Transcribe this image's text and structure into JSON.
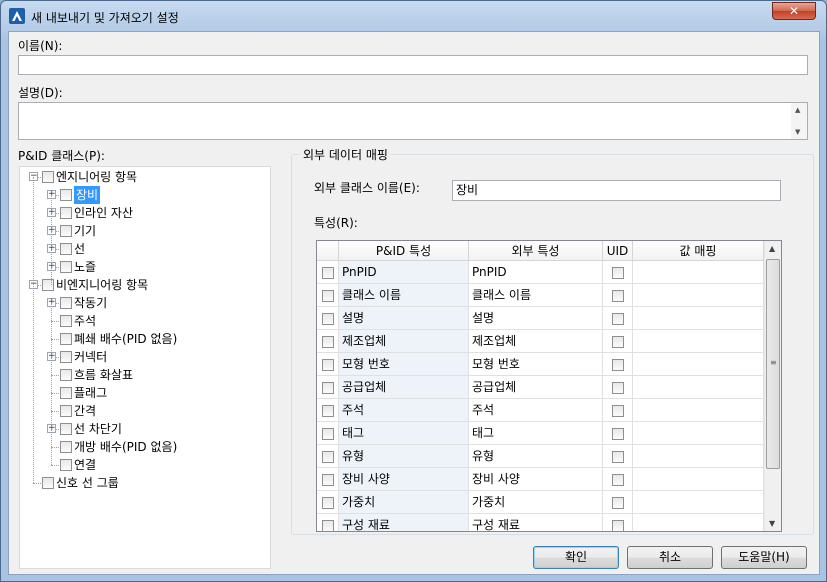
{
  "window": {
    "title": "새 내보내기 및 가져오기 설정",
    "close_glyph": "✕"
  },
  "name": {
    "label": "이름(N):",
    "value": ""
  },
  "description": {
    "label": "설명(D):",
    "value": ""
  },
  "tree": {
    "label": "P&ID 클래스(P):",
    "items": [
      {
        "label": "엔지니어링 항목",
        "level": 0,
        "expander": "−"
      },
      {
        "label": "장비",
        "level": 1,
        "expander": "+",
        "selected": true
      },
      {
        "label": "인라인 자산",
        "level": 1,
        "expander": "+"
      },
      {
        "label": "기기",
        "level": 1,
        "expander": "+"
      },
      {
        "label": "선",
        "level": 1,
        "expander": "+"
      },
      {
        "label": "노즐",
        "level": 1,
        "expander": "+"
      },
      {
        "label": "비엔지니어링 항목",
        "level": 0,
        "expander": "−"
      },
      {
        "label": "작동기",
        "level": 1,
        "expander": "+"
      },
      {
        "label": "주석",
        "level": 1,
        "expander": ""
      },
      {
        "label": "폐쇄 배수(PID 없음)",
        "level": 1,
        "expander": ""
      },
      {
        "label": "커넥터",
        "level": 1,
        "expander": "+"
      },
      {
        "label": "흐름 화살표",
        "level": 1,
        "expander": ""
      },
      {
        "label": "플래그",
        "level": 1,
        "expander": ""
      },
      {
        "label": "간격",
        "level": 1,
        "expander": ""
      },
      {
        "label": "선 차단기",
        "level": 1,
        "expander": "+"
      },
      {
        "label": "개방 배수(PID 없음)",
        "level": 1,
        "expander": ""
      },
      {
        "label": "연결",
        "level": 1,
        "expander": ""
      },
      {
        "label": "신호 선 그룹",
        "level": 0,
        "expander": ""
      }
    ]
  },
  "mapping": {
    "group_label": "외부 데이터 매핑",
    "external_class_label": "외부 클래스 이름(E):",
    "external_class_value": "장비",
    "properties_label": "특성(R):",
    "columns": [
      "P&ID 특성",
      "외부 특성",
      "UID",
      "값 매핑"
    ],
    "rows": [
      {
        "pid": "PnPID",
        "ext": "PnPID"
      },
      {
        "pid": "클래스 이름",
        "ext": "클래스 이름"
      },
      {
        "pid": "설명",
        "ext": "설명"
      },
      {
        "pid": "제조업체",
        "ext": "제조업체"
      },
      {
        "pid": "모형 번호",
        "ext": "모형 번호"
      },
      {
        "pid": "공급업체",
        "ext": "공급업체"
      },
      {
        "pid": "주석",
        "ext": "주석"
      },
      {
        "pid": "태그",
        "ext": "태그"
      },
      {
        "pid": "유형",
        "ext": "유형"
      },
      {
        "pid": "장비 사양",
        "ext": "장비 사양"
      },
      {
        "pid": "가중치",
        "ext": "가중치"
      },
      {
        "pid": "구성 재료",
        "ext": "구성 재료"
      }
    ]
  },
  "buttons": {
    "ok": "확인",
    "cancel": "취소",
    "help": "도움말(H)"
  }
}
--*--
◆ Aim of the task: Retype everything in the material word for word, minus pictures.

◆ Task result:
Transcribe this image's text and structure into JSON.
{
  "window": {
    "title": "새 내보내기 및 가져오기 설정",
    "close_glyph": "✕"
  },
  "name": {
    "label": "이름(N):",
    "value": ""
  },
  "description": {
    "label": "설명(D):",
    "value": ""
  },
  "tree": {
    "label": "P&ID 클래스(P):",
    "items": [
      {
        "label": "엔지니어링 항목",
        "level": 0,
        "expander": "−"
      },
      {
        "label": "장비",
        "level": 1,
        "expander": "+",
        "selected": true
      },
      {
        "label": "인라인 자산",
        "level": 1,
        "expander": "+"
      },
      {
        "label": "기기",
        "level": 1,
        "expander": "+"
      },
      {
        "label": "선",
        "level": 1,
        "expander": "+"
      },
      {
        "label": "노즐",
        "level": 1,
        "expander": "+"
      },
      {
        "label": "비엔지니어링 항목",
        "level": 0,
        "expander": "−"
      },
      {
        "label": "작동기",
        "level": 1,
        "expander": "+"
      },
      {
        "label": "주석",
        "level": 1,
        "expander": ""
      },
      {
        "label": "폐쇄 배수(PID 없음)",
        "level": 1,
        "expander": ""
      },
      {
        "label": "커넥터",
        "level": 1,
        "expander": "+"
      },
      {
        "label": "흐름 화살표",
        "level": 1,
        "expander": ""
      },
      {
        "label": "플래그",
        "level": 1,
        "expander": ""
      },
      {
        "label": "간격",
        "level": 1,
        "expander": ""
      },
      {
        "label": "선 차단기",
        "level": 1,
        "expander": "+"
      },
      {
        "label": "개방 배수(PID 없음)",
        "level": 1,
        "expander": ""
      },
      {
        "label": "연결",
        "level": 1,
        "expander": ""
      },
      {
        "label": "신호 선 그룹",
        "level": 0,
        "expander": ""
      }
    ]
  },
  "mapping": {
    "group_label": "외부 데이터 매핑",
    "external_class_label": "외부 클래스 이름(E):",
    "external_class_value": "장비",
    "properties_label": "특성(R):",
    "columns": [
      "P&ID 특성",
      "외부 특성",
      "UID",
      "값 매핑"
    ],
    "rows": [
      {
        "pid": "PnPID",
        "ext": "PnPID"
      },
      {
        "pid": "클래스 이름",
        "ext": "클래스 이름"
      },
      {
        "pid": "설명",
        "ext": "설명"
      },
      {
        "pid": "제조업체",
        "ext": "제조업체"
      },
      {
        "pid": "모형 번호",
        "ext": "모형 번호"
      },
      {
        "pid": "공급업체",
        "ext": "공급업체"
      },
      {
        "pid": "주석",
        "ext": "주석"
      },
      {
        "pid": "태그",
        "ext": "태그"
      },
      {
        "pid": "유형",
        "ext": "유형"
      },
      {
        "pid": "장비 사양",
        "ext": "장비 사양"
      },
      {
        "pid": "가중치",
        "ext": "가중치"
      },
      {
        "pid": "구성 재료",
        "ext": "구성 재료"
      }
    ]
  },
  "buttons": {
    "ok": "확인",
    "cancel": "취소",
    "help": "도움말(H)"
  }
}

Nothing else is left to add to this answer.